▶ _GOAL OF THE EXERCISE_:
Each entry here needs to be set down again exactly, please; pictures are left out.

▶ _MATERIAL_:
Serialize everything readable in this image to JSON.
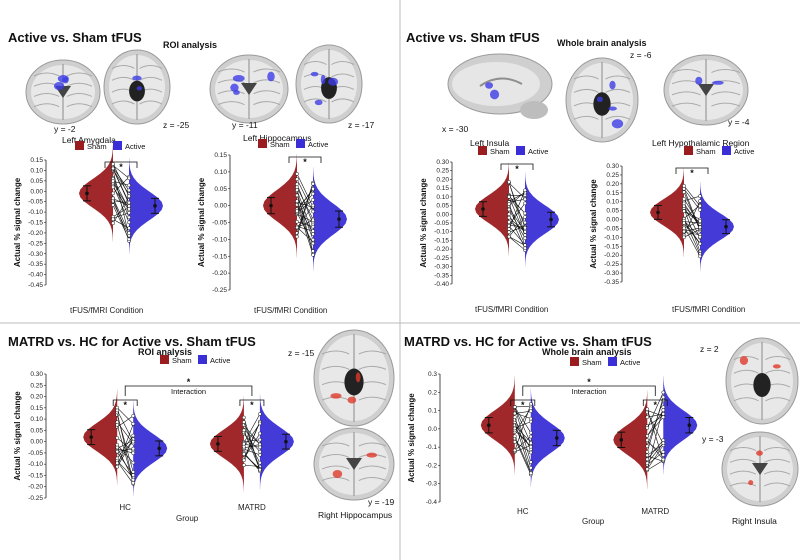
{
  "colors": {
    "sham": "#9b1c1f",
    "active": "#3a2fd6",
    "brain_overlay_blue": "#3c3ce6",
    "brain_overlay_red": "#e0392b"
  },
  "legend": {
    "sham": "Sham",
    "active": "Active"
  },
  "panels": [
    {
      "id": "tl",
      "title": "Active vs. Sham tFUS",
      "subtitle": "ROI analysis",
      "coords": [
        "y = -2",
        "z = -25",
        "y = -11",
        "z = -17"
      ],
      "charts": [
        {
          "region": "Left Amygdala",
          "ylabel": "Actual % signal change",
          "xlabel": "tFUS/fMRI Condition",
          "ylim": [
            -0.45,
            0.15
          ],
          "ticks": [
            "0.15",
            "0.10",
            "0.05",
            "0.00",
            "-0.05",
            "-0.10",
            "-0.15",
            "-0.20",
            "-0.25",
            "-0.30",
            "-0.35",
            "-0.40",
            "-0.45"
          ],
          "significance": "*",
          "sham_mean": -0.01,
          "active_mean": -0.07
        },
        {
          "region": "Left Hippocampus",
          "ylabel": "Actual % signal change",
          "xlabel": "tFUS/fMRI Condition",
          "ylim": [
            -0.25,
            0.15
          ],
          "ticks": [
            "0.15",
            "0.10",
            "0.05",
            "0.00",
            "-0.05",
            "-0.10",
            "-0.15",
            "-0.20",
            "-0.25"
          ],
          "significance": "*",
          "sham_mean": 0.0,
          "active_mean": -0.04
        }
      ]
    },
    {
      "id": "tr",
      "title": "Active vs. Sham tFUS",
      "subtitle": "Whole brain analysis",
      "coords": [
        "z = -6",
        "x = -30",
        "y = -4"
      ],
      "charts": [
        {
          "region": "Left Insula",
          "ylabel": "Actual % signal change",
          "xlabel": "tFUS/fMRI Condition",
          "ylim": [
            -0.4,
            0.3
          ],
          "ticks": [
            "0.30",
            "0.25",
            "0.20",
            "0.15",
            "0.10",
            "0.05",
            "0.00",
            "-0.05",
            "-0.10",
            "-0.15",
            "-0.20",
            "-0.25",
            "-0.30",
            "-0.35",
            "-0.40"
          ],
          "significance": "*",
          "sham_mean": 0.03,
          "active_mean": -0.03
        },
        {
          "region": "Left Hypothalamic Region",
          "ylabel": "Actual % signal change",
          "xlabel": "tFUS/fMRI Condition",
          "ylim": [
            -0.35,
            0.3
          ],
          "ticks": [
            "0.30",
            "0.25",
            "0.20",
            "0.15",
            "0.10",
            "0.05",
            "0.00",
            "-0.05",
            "-0.10",
            "-0.15",
            "-0.20",
            "-0.25",
            "-0.30",
            "-0.35"
          ],
          "significance": "*",
          "sham_mean": 0.04,
          "active_mean": -0.04
        }
      ]
    },
    {
      "id": "bl",
      "title": "MATRD vs. HC for Active vs. Sham tFUS",
      "subtitle": "ROI analysis",
      "coords": [
        "z = -15",
        "y = -19"
      ],
      "region": "Right Hippocampus",
      "chart": {
        "ylabel": "Actual % signal change",
        "xlabel": "Group",
        "groups": [
          "HC",
          "MATRD"
        ],
        "ylim": [
          -0.25,
          0.3
        ],
        "ticks": [
          "0.30",
          "0.25",
          "0.20",
          "0.15",
          "0.10",
          "0.05",
          "0.00",
          "-0.05",
          "-0.10",
          "-0.15",
          "-0.20",
          "-0.25"
        ],
        "significance": "*",
        "interaction_label": "Interaction",
        "means": {
          "HC": [
            0.02,
            -0.03
          ],
          "MATRD": [
            -0.01,
            0.0
          ]
        }
      }
    },
    {
      "id": "br",
      "title": "MATRD vs. HC for Active vs. Sham tFUS",
      "subtitle": "Whole brain analysis",
      "coords": [
        "z = 2",
        "y = -3"
      ],
      "region": "Right Insula",
      "chart": {
        "ylabel": "Actual % signal change",
        "xlabel": "Group",
        "groups": [
          "HC",
          "MATRD"
        ],
        "ylim": [
          -0.4,
          0.3
        ],
        "ticks": [
          "0.3",
          "0.2",
          "0.1",
          "0.0",
          "-0.1",
          "-0.2",
          "-0.3",
          "-0.4"
        ],
        "significance": "*",
        "interaction_label": "Interaction",
        "means": {
          "HC": [
            0.02,
            -0.05
          ],
          "MATRD": [
            -0.06,
            0.02
          ]
        }
      }
    }
  ]
}
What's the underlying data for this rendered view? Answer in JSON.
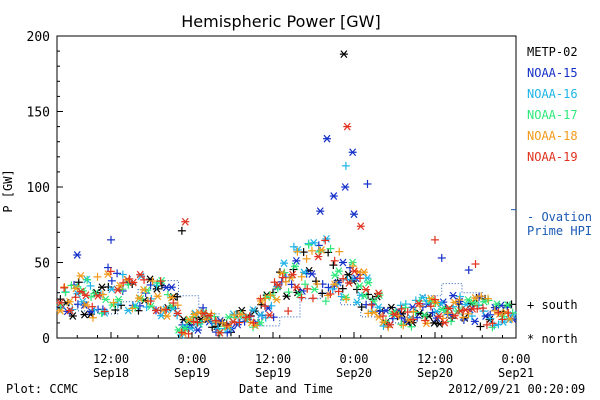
{
  "chart_data": {
    "type": "scatter",
    "title": "Hemispheric Power [GW]",
    "ylabel": "P [GW]",
    "xlabel": "Date and Time",
    "ylim": [
      0,
      200
    ],
    "yticks": [
      0,
      50,
      100,
      150,
      200
    ],
    "xlim_hours": [
      -20,
      48
    ],
    "xticks": [
      {
        "time": "12:00",
        "date": "Sep18"
      },
      {
        "time": "0:00",
        "date": "Sep19"
      },
      {
        "time": "12:00",
        "date": "Sep19"
      },
      {
        "time": "0:00",
        "date": "Sep20"
      },
      {
        "time": "12:00",
        "date": "Sep20"
      },
      {
        "time": "0:00",
        "date": "Sep21"
      }
    ],
    "series": [
      {
        "name": "METP-02",
        "color": "#000000"
      },
      {
        "name": "NOAA-15",
        "color": "#1530c8"
      },
      {
        "name": "NOAA-16",
        "color": "#1eb4e6"
      },
      {
        "name": "NOAA-17",
        "color": "#2ee87a"
      },
      {
        "name": "NOAA-18",
        "color": "#f29a1a"
      },
      {
        "name": "NOAA-19",
        "color": "#e0321e"
      }
    ],
    "ovation": {
      "label1": "- Ovation",
      "label2": "Prime HPI",
      "color": "#1a5ab4",
      "level": 85
    },
    "markers": {
      "south": "+ south",
      "north": "* north"
    }
  },
  "footer": {
    "left": "Plot: CCMC",
    "right": "2012/09/21 00:20:09"
  }
}
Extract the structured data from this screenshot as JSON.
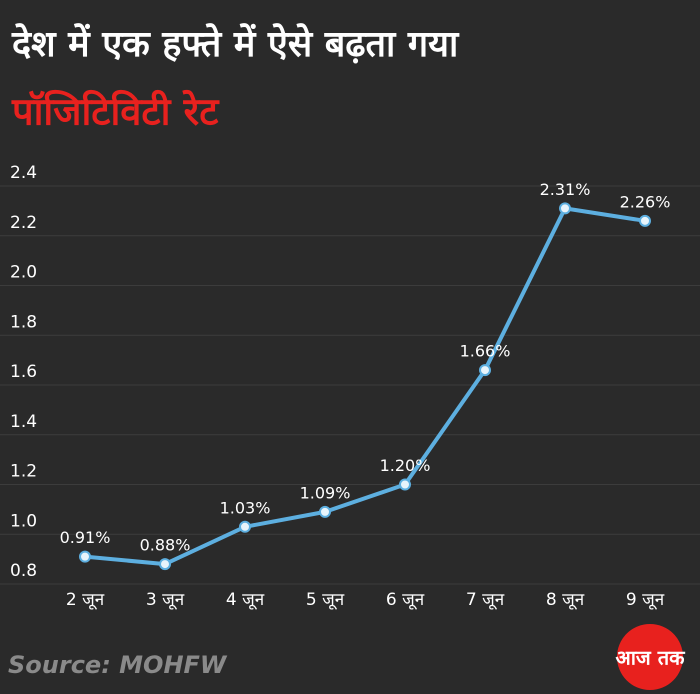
{
  "chart_data": {
    "type": "line",
    "title": "देश में एक हफ्ते में ऐसे बढ़ता गया",
    "subtitle": "पॉजिटिविटी रेट",
    "categories": [
      "2 जून",
      "3 जून",
      "4 जून",
      "5 जून",
      "6 जून",
      "7 जून",
      "8 जून",
      "9 जून"
    ],
    "values": [
      0.91,
      0.88,
      1.03,
      1.09,
      1.2,
      1.66,
      2.31,
      2.26
    ],
    "value_labels": [
      "0.91%",
      "0.88%",
      "1.03%",
      "1.09%",
      "1.20%",
      "1.66%",
      "2.31%",
      "2.26%"
    ],
    "color": "#5dafe0",
    "ylim": [
      0.8,
      2.4
    ],
    "yticks": [
      0.8,
      {
        "value": 1,
        "label": "1.0"
      },
      1.2,
      1.4,
      1.6,
      1.8,
      {
        "value": 2,
        "label": "2.0"
      },
      2.2,
      2.4
    ],
    "grid": true,
    "source": "Source: MOHFW",
    "logo": "आज तक"
  }
}
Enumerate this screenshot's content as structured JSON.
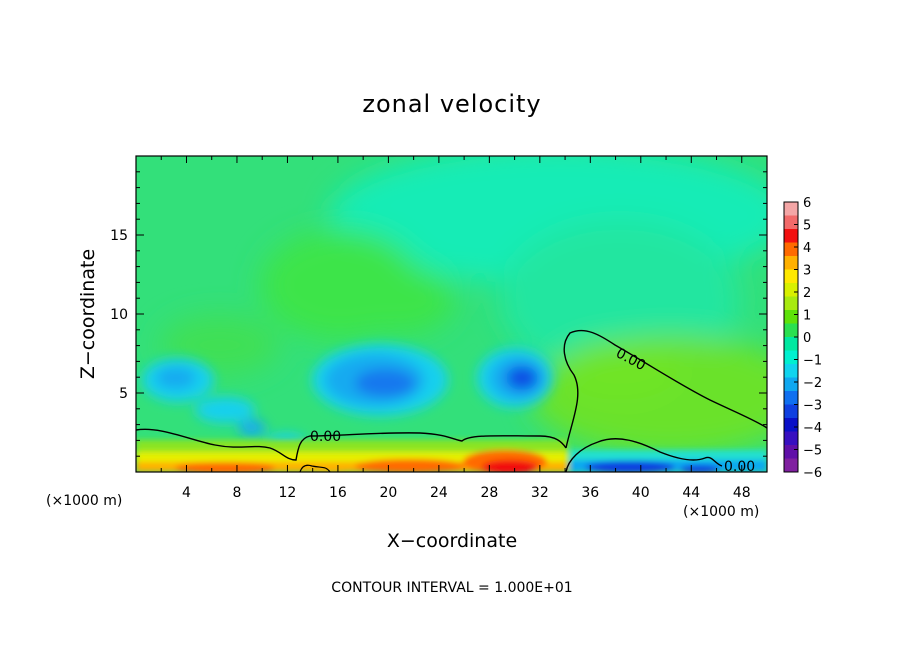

▶ _TASK ANSWER_:
Serialize everything readable in this image to JSON.
{
  "colors": {
    "sham": "#9b1c1f",
    "active": "#3a2fd6",
    "brain_overlay_blue": "#3c3ce6",
    "brain_overlay_red": "#e0392b"
  },
  "legend": {
    "sham": "Sham",
    "active": "Active"
  },
  "panels": [
    {
      "id": "tl",
      "title": "Active vs. Sham tFUS",
      "subtitle": "ROI analysis",
      "coords": [
        "y = -2",
        "z = -25",
        "y = -11",
        "z = -17"
      ],
      "charts": [
        {
          "region": "Left Amygdala",
          "ylabel": "Actual % signal change",
          "xlabel": "tFUS/fMRI Condition",
          "ylim": [
            -0.45,
            0.15
          ],
          "ticks": [
            "0.15",
            "0.10",
            "0.05",
            "0.00",
            "-0.05",
            "-0.10",
            "-0.15",
            "-0.20",
            "-0.25",
            "-0.30",
            "-0.35",
            "-0.40",
            "-0.45"
          ],
          "significance": "*",
          "sham_mean": -0.01,
          "active_mean": -0.07
        },
        {
          "region": "Left Hippocampus",
          "ylabel": "Actual % signal change",
          "xlabel": "tFUS/fMRI Condition",
          "ylim": [
            -0.25,
            0.15
          ],
          "ticks": [
            "0.15",
            "0.10",
            "0.05",
            "0.00",
            "-0.05",
            "-0.10",
            "-0.15",
            "-0.20",
            "-0.25"
          ],
          "significance": "*",
          "sham_mean": 0.0,
          "active_mean": -0.04
        }
      ]
    },
    {
      "id": "tr",
      "title": "Active vs. Sham tFUS",
      "subtitle": "Whole brain analysis",
      "coords": [
        "z = -6",
        "x = -30",
        "y = -4"
      ],
      "charts": [
        {
          "region": "Left Insula",
          "ylabel": "Actual % signal change",
          "xlabel": "tFUS/fMRI Condition",
          "ylim": [
            -0.4,
            0.3
          ],
          "ticks": [
            "0.30",
            "0.25",
            "0.20",
            "0.15",
            "0.10",
            "0.05",
            "0.00",
            "-0.05",
            "-0.10",
            "-0.15",
            "-0.20",
            "-0.25",
            "-0.30",
            "-0.35",
            "-0.40"
          ],
          "significance": "*",
          "sham_mean": 0.03,
          "active_mean": -0.03
        },
        {
          "region": "Left Hypothalamic Region",
          "ylabel": "Actual % signal change",
          "xlabel": "tFUS/fMRI Condition",
          "ylim": [
            -0.35,
            0.3
          ],
          "ticks": [
            "0.30",
            "0.25",
            "0.20",
            "0.15",
            "0.10",
            "0.05",
            "0.00",
            "-0.05",
            "-0.10",
            "-0.15",
            "-0.20",
            "-0.25",
            "-0.30",
            "-0.35"
          ],
          "significance": "*",
          "sham_mean": 0.04,
          "active_mean": -0.04
        }
      ]
    },
    {
      "id": "bl",
      "title": "MATRD vs. HC for Active vs. Sham tFUS",
      "subtitle": "ROI analysis",
      "coords": [
        "z = -15",
        "y = -19"
      ],
      "region": "Right Hippocampus",
      "chart": {
        "ylabel": "Actual % signal change",
        "xlabel": "Group",
        "groups": [
          "HC",
          "MATRD"
        ],
        "ylim": [
          -0.25,
          0.3
        ],
        "ticks": [
          "0.30",
          "0.25",
          "0.20",
          "0.15",
          "0.10",
          "0.05",
          "0.00",
          "-0.05",
          "-0.10",
          "-0.15",
          "-0.20",
          "-0.25"
        ],
        "significance": "*",
        "interaction_label": "Interaction",
        "means": {
          "HC": [
            0.02,
            -0.03
          ],
          "MATRD": [
            -0.01,
            0.0
          ]
        }
      }
    },
    {
      "id": "br",
      "title": "MATRD vs. HC for Active vs. Sham tFUS",
      "subtitle": "Whole brain analysis",
      "coords": [
        "z = 2",
        "y = -3"
      ],
      "region": "Right Insula",
      "chart": {
        "ylabel": "Actual % signal change",
        "xlabel": "Group",
        "groups": [
          "HC",
          "MATRD"
        ],
        "ylim": [
          -0.4,
          0.3
        ],
        "ticks": [
          "0.3",
          "0.2",
          "0.1",
          "0.0",
          "-0.1",
          "-0.2",
          "-0.3",
          "-0.4"
        ],
        "significance": "*",
        "interaction_label": "Interaction",
        "means": {
          "HC": [
            0.02,
            -0.05
          ],
          "MATRD": [
            -0.06,
            0.02
          ]
        }
      }
    }
  ]
}
What's the underlying data for this rendered view? Answer in JSON.
{
  "chart_data": {
    "type": "scatter",
    "title": "Hemispheric Power [GW]",
    "ylabel": "P [GW]",
    "xlabel": "Date and Time",
    "ylim": [
      0,
      200
    ],
    "yticks": [
      0,
      50,
      100,
      150,
      200
    ],
    "xlim_hours": [
      -20,
      48
    ],
    "xticks": [
      {
        "time": "12:00",
        "date": "Sep18"
      },
      {
        "time": "0:00",
        "date": "Sep19"
      },
      {
        "time": "12:00",
        "date": "Sep19"
      },
      {
        "time": "0:00",
        "date": "Sep20"
      },
      {
        "time": "12:00",
        "date": "Sep20"
      },
      {
        "time": "0:00",
        "date": "Sep21"
      }
    ],
    "series": [
      {
        "name": "METP-02",
        "color": "#000000"
      },
      {
        "name": "NOAA-15",
        "color": "#1530c8"
      },
      {
        "name": "NOAA-16",
        "color": "#1eb4e6"
      },
      {
        "name": "NOAA-17",
        "color": "#2ee87a"
      },
      {
        "name": "NOAA-18",
        "color": "#f29a1a"
      },
      {
        "name": "NOAA-19",
        "color": "#e0321e"
      }
    ],
    "ovation": {
      "label1": "- Ovation",
      "label2": "Prime HPI",
      "color": "#1a5ab4",
      "level": 85
    },
    "markers": {
      "south": "+ south",
      "north": "* north"
    }
  },
  "footer": {
    "left": "Plot: CCMC",
    "right": "2012/09/21 00:20:09"
  }
}
Extract the structured data from this screenshot as JSON.
{
  "chart_data": {
    "type": "line",
    "title": "देश में एक हफ्ते में ऐसे बढ़ता गया",
    "subtitle": "पॉजिटिविटी रेट",
    "categories": [
      "2 जून",
      "3 जून",
      "4 जून",
      "5 जून",
      "6 जून",
      "7 जून",
      "8 जून",
      "9 जून"
    ],
    "values": [
      0.91,
      0.88,
      1.03,
      1.09,
      1.2,
      1.66,
      2.31,
      2.26
    ],
    "value_labels": [
      "0.91%",
      "0.88%",
      "1.03%",
      "1.09%",
      "1.20%",
      "1.66%",
      "2.31%",
      "2.26%"
    ],
    "color": "#5dafe0",
    "ylim": [
      0.8,
      2.4
    ],
    "yticks": [
      0.8,
      {
        "value": 1,
        "label": "1.0"
      },
      1.2,
      1.4,
      1.6,
      1.8,
      {
        "value": 2,
        "label": "2.0"
      },
      2.2,
      2.4
    ],
    "grid": true,
    "source": "Source: MOHFW",
    "logo": "आज तक"
  }
}
Enumerate this screenshot's content as structured JSON.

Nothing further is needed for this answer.